Saved entries:
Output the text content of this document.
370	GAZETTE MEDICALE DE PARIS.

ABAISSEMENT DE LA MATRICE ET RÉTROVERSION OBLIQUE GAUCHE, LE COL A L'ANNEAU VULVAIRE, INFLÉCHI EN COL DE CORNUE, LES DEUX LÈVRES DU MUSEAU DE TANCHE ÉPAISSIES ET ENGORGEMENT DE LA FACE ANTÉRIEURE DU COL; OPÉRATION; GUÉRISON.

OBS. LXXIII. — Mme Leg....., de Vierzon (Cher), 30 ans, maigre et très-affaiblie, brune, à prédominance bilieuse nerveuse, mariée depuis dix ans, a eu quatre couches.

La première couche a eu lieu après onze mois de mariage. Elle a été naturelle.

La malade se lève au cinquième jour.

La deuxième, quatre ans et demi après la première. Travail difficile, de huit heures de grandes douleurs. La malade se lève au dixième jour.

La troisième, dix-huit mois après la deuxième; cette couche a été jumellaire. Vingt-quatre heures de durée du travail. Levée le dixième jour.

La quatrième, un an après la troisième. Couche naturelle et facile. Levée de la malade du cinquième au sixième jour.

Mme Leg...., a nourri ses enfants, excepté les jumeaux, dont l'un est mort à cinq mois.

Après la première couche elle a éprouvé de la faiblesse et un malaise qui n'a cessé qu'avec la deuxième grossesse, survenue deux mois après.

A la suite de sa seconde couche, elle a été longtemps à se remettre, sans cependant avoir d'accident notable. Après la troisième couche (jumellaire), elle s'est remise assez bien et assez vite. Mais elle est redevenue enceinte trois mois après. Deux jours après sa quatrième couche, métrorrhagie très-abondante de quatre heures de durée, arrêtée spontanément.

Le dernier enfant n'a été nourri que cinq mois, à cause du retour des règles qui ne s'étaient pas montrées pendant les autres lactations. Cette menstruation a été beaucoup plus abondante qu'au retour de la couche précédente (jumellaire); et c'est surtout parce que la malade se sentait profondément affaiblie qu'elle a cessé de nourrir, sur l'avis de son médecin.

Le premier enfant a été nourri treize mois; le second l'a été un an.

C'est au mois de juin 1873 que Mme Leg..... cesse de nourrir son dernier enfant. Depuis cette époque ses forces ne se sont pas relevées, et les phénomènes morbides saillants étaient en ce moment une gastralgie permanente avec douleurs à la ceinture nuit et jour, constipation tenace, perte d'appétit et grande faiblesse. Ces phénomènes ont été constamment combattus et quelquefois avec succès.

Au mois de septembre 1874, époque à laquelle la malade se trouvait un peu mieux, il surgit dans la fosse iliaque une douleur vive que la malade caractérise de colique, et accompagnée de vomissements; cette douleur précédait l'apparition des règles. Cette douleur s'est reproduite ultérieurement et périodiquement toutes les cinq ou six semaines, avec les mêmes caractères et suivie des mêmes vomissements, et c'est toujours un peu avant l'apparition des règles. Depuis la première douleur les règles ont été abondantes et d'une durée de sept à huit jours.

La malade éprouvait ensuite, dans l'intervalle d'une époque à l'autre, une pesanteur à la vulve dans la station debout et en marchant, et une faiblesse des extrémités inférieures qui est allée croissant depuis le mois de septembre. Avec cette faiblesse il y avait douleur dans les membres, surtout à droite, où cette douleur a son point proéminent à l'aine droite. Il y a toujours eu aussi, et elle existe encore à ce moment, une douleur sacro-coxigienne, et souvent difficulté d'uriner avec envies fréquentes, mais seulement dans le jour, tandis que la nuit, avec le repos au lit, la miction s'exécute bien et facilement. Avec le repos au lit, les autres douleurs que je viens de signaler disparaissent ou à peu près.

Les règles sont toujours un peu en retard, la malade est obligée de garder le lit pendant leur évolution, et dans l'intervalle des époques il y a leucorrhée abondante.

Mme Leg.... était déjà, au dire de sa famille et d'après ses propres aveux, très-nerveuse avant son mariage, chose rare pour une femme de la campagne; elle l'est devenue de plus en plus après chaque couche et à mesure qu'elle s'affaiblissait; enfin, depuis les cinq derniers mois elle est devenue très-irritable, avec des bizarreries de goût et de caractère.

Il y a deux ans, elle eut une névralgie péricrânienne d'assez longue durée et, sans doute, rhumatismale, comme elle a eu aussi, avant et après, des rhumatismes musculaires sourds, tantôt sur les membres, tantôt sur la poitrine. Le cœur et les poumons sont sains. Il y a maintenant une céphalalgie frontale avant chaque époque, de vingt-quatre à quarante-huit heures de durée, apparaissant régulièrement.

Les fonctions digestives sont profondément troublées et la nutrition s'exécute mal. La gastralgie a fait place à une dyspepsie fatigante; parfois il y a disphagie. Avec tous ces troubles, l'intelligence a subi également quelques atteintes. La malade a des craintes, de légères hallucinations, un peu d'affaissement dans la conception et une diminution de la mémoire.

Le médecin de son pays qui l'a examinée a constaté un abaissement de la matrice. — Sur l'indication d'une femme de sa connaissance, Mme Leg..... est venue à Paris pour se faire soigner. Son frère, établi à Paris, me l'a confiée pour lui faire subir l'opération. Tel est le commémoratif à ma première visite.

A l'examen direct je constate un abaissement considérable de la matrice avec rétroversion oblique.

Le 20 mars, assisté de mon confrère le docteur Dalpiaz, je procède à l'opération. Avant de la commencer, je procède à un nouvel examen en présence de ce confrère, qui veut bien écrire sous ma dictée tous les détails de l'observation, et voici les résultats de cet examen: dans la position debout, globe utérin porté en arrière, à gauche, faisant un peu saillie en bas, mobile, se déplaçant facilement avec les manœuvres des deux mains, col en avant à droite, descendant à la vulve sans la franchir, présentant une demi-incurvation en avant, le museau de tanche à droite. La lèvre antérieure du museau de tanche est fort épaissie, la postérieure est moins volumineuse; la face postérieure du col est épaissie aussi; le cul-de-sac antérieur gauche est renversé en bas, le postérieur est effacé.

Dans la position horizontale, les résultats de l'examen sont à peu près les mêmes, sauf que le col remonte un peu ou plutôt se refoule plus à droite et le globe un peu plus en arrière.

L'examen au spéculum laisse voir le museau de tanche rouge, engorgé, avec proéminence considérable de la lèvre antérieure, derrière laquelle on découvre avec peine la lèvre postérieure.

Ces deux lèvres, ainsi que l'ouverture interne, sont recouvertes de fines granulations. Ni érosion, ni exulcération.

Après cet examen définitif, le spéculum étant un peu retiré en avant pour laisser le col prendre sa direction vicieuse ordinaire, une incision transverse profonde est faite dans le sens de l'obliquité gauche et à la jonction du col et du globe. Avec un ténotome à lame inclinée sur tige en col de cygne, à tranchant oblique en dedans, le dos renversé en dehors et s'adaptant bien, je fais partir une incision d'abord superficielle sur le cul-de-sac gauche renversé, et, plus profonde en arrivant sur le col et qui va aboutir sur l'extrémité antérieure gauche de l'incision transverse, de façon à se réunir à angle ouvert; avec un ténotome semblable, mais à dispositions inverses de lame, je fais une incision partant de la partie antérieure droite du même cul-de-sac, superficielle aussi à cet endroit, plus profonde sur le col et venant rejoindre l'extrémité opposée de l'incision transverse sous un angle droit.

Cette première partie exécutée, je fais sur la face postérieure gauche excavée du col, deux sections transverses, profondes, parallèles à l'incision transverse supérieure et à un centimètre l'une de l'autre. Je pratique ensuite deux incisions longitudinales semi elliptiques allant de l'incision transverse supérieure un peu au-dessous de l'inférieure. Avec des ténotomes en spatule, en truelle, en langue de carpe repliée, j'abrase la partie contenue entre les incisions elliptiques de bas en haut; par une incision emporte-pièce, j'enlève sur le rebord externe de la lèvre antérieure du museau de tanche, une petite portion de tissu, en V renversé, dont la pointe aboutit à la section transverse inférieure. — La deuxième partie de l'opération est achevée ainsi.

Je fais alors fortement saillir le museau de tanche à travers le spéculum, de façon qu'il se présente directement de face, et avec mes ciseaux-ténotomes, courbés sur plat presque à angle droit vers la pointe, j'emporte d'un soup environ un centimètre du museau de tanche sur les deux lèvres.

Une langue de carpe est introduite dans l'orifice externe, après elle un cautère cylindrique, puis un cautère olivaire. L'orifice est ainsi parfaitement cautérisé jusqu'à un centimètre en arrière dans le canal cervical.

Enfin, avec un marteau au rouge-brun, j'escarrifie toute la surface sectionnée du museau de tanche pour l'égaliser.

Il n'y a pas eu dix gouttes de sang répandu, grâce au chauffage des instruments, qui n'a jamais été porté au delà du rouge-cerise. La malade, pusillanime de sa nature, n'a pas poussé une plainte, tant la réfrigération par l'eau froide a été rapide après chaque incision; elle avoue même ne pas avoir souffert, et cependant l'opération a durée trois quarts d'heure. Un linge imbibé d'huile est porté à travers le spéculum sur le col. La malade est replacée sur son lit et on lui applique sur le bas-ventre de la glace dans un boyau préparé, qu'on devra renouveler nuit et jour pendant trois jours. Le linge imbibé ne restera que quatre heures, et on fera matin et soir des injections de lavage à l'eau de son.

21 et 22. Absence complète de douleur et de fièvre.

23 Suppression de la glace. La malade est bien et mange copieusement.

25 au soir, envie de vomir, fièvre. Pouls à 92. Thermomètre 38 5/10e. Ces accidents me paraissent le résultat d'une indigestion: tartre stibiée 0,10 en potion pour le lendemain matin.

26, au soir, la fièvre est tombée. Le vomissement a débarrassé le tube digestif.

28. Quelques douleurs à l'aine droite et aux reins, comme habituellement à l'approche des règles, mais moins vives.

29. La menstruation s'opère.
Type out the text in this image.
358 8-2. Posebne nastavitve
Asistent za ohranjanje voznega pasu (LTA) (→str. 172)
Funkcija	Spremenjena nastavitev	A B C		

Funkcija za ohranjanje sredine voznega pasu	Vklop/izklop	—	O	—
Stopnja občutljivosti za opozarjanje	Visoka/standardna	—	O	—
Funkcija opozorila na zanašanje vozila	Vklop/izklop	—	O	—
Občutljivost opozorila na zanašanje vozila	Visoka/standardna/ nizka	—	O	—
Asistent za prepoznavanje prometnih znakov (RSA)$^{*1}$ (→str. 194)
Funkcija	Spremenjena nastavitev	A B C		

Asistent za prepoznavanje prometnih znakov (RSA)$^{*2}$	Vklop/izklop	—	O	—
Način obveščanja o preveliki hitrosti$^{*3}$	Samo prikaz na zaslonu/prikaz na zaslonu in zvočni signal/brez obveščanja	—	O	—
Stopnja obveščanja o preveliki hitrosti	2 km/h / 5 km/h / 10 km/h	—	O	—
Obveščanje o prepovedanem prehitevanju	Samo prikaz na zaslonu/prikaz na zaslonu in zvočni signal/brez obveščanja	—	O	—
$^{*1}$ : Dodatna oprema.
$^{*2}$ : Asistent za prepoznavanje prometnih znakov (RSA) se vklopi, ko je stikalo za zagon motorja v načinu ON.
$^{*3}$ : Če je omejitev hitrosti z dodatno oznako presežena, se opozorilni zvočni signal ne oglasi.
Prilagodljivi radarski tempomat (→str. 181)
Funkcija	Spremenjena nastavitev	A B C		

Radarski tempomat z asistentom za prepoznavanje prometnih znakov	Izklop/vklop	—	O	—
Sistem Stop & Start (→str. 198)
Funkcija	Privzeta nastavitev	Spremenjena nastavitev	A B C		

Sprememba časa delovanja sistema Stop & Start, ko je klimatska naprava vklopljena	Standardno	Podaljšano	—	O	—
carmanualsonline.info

■ Stated goal: Pull every line containing "prometnih" out of the records.

■ Exercise response:
Asistent za prepoznavanje prometnih znakov (RSA)$^{*1}$ (→str. 194)
Asistent za prepoznavanje prometnih znakov (RSA)$^{*2}$	Vklop/izklop	—	O	—
$^{*2}$ : Asistent za prepoznavanje prometnih znakov (RSA) se vklopi, ko je stikalo za zagon motorja v načinu ON.
Radarski tempomat z asistentom za prepoznavanje prometnih znakov	Izklop/vklop	—	O	—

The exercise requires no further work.